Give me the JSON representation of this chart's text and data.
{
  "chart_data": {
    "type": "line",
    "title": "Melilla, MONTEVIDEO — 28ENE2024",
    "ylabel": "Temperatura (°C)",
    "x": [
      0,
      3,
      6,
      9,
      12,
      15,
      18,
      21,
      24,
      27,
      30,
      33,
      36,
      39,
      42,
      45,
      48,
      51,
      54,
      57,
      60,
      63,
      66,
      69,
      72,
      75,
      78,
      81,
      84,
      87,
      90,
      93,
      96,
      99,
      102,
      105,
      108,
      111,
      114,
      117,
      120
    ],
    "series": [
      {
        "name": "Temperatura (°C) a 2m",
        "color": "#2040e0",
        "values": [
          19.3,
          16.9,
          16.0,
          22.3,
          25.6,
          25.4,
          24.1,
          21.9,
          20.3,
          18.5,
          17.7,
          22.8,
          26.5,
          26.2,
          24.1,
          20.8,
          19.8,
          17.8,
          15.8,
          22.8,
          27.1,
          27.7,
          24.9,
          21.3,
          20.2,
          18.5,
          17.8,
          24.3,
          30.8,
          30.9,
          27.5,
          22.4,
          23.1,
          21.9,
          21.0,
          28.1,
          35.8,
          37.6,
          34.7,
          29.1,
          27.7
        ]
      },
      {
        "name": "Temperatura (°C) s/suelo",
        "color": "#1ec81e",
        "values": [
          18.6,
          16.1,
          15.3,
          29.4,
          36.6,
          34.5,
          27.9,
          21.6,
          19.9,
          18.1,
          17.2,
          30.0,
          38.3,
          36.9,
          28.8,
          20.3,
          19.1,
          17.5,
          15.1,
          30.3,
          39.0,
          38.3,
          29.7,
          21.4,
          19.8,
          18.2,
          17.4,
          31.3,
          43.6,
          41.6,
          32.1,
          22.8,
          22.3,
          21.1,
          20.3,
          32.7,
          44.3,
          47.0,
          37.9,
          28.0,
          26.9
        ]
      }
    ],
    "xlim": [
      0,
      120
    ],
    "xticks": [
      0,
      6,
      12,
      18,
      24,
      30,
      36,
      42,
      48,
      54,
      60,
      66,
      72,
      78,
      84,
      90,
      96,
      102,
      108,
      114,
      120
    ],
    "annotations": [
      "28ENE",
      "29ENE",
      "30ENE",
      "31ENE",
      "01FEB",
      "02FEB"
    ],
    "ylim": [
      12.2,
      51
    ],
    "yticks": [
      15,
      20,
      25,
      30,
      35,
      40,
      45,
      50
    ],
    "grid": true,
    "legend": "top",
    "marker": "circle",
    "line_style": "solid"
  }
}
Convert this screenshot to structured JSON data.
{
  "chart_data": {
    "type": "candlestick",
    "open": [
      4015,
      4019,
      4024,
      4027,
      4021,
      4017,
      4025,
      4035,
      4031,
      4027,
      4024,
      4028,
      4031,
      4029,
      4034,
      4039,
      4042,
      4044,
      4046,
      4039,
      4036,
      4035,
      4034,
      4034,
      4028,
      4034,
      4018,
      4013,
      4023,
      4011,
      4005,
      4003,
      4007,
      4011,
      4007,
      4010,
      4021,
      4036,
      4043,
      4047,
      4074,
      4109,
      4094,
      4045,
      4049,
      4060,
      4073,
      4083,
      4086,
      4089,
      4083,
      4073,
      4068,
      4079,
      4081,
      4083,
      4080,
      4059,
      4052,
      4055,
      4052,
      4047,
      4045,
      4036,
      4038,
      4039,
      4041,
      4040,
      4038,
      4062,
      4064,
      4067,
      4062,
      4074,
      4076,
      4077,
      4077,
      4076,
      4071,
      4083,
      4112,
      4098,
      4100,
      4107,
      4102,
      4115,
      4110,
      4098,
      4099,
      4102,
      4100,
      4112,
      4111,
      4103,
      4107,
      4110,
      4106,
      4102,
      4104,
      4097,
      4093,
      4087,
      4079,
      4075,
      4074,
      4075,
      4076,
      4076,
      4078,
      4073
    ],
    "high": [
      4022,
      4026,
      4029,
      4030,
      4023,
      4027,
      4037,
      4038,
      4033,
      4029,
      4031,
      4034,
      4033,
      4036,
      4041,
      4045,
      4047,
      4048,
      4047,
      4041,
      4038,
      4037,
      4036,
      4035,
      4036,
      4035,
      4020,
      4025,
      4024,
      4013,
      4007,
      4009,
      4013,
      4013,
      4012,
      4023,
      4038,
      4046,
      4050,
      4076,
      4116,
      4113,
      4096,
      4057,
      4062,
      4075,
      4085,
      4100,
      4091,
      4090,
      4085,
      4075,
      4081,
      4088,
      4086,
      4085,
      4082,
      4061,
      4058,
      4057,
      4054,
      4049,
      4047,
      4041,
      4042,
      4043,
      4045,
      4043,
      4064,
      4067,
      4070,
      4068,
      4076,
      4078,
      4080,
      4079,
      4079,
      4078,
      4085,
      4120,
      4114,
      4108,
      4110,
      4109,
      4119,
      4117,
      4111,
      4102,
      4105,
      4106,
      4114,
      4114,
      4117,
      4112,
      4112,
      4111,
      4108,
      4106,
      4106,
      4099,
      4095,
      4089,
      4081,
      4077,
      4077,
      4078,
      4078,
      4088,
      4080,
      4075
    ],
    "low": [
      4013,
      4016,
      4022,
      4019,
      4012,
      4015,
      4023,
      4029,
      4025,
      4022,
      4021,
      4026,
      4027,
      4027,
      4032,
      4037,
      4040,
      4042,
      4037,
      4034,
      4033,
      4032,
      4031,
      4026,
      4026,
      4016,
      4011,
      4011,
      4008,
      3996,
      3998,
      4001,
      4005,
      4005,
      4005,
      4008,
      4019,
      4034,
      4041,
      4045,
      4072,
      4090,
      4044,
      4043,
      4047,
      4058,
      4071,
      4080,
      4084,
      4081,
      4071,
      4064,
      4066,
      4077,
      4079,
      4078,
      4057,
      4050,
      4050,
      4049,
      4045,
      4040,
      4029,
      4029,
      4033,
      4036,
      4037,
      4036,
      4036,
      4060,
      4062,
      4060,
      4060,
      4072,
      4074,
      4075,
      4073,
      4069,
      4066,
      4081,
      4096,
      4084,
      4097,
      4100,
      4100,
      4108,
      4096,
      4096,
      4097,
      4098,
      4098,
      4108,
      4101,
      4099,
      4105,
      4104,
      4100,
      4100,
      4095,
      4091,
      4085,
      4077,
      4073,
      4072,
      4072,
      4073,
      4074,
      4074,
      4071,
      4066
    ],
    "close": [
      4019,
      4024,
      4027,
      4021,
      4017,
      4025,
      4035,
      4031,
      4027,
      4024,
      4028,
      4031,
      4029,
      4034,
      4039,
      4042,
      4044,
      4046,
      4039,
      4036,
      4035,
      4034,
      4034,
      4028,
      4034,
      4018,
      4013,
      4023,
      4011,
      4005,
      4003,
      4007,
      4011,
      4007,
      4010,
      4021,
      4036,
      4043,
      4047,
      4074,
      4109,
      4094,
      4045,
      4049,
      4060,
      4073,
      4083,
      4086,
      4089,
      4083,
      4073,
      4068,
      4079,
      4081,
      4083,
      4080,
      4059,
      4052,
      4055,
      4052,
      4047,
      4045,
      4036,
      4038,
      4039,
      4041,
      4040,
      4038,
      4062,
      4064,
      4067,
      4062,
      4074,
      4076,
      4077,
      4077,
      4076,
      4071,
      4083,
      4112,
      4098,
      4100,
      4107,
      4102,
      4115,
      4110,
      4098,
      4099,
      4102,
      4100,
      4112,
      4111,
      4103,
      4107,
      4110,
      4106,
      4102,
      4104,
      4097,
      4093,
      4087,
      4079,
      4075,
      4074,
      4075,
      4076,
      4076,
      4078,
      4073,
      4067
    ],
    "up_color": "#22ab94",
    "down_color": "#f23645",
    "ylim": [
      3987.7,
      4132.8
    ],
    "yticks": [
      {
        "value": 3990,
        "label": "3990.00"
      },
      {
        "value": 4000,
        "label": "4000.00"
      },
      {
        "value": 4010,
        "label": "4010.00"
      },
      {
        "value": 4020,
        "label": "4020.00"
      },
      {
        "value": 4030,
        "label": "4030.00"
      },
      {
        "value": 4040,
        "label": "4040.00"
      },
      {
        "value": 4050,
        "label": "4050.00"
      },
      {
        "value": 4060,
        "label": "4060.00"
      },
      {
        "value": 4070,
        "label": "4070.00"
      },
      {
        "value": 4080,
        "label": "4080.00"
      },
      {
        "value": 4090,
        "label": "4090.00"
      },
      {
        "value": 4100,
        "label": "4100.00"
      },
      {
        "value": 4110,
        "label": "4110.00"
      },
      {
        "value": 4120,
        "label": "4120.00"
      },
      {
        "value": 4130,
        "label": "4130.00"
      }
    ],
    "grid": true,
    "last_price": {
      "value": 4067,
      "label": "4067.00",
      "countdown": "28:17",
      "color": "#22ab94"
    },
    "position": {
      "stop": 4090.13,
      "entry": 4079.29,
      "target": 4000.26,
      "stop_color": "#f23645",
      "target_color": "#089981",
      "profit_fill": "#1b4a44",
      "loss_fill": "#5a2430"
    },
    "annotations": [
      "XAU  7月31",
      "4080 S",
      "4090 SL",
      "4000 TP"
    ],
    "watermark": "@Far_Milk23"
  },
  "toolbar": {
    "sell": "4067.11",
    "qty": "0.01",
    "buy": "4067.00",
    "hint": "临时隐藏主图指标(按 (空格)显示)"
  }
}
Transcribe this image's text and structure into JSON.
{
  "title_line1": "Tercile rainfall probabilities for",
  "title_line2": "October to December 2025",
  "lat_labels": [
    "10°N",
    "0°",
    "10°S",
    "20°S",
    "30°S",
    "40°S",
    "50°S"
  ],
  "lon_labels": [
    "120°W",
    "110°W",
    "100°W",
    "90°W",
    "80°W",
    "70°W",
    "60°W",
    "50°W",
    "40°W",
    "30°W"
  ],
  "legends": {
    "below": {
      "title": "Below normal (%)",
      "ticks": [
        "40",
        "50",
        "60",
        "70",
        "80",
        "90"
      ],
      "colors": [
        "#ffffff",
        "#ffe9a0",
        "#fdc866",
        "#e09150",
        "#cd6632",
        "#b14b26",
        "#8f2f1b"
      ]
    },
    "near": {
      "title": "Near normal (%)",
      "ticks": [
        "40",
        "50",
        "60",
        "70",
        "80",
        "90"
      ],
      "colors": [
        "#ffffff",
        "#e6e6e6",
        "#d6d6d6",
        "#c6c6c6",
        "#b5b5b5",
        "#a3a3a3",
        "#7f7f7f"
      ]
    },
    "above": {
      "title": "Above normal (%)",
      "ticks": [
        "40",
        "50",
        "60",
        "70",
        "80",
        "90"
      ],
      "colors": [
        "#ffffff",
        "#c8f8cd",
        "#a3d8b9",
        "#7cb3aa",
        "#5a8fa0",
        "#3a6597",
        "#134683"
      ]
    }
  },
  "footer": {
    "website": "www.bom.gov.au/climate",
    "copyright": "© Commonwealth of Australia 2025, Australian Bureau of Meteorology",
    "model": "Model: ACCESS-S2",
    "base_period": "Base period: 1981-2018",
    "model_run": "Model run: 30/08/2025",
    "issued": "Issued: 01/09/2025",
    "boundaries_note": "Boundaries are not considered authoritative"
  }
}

**The problem:** Search the listing above for the string "JSON". Copy every line that contains it.

**Answer to the exercise:**
Give me the JSON representation of this chart's text and data.
Convert this screenshot to structured JSON data.
Transcribe this image's text and structure into JSON.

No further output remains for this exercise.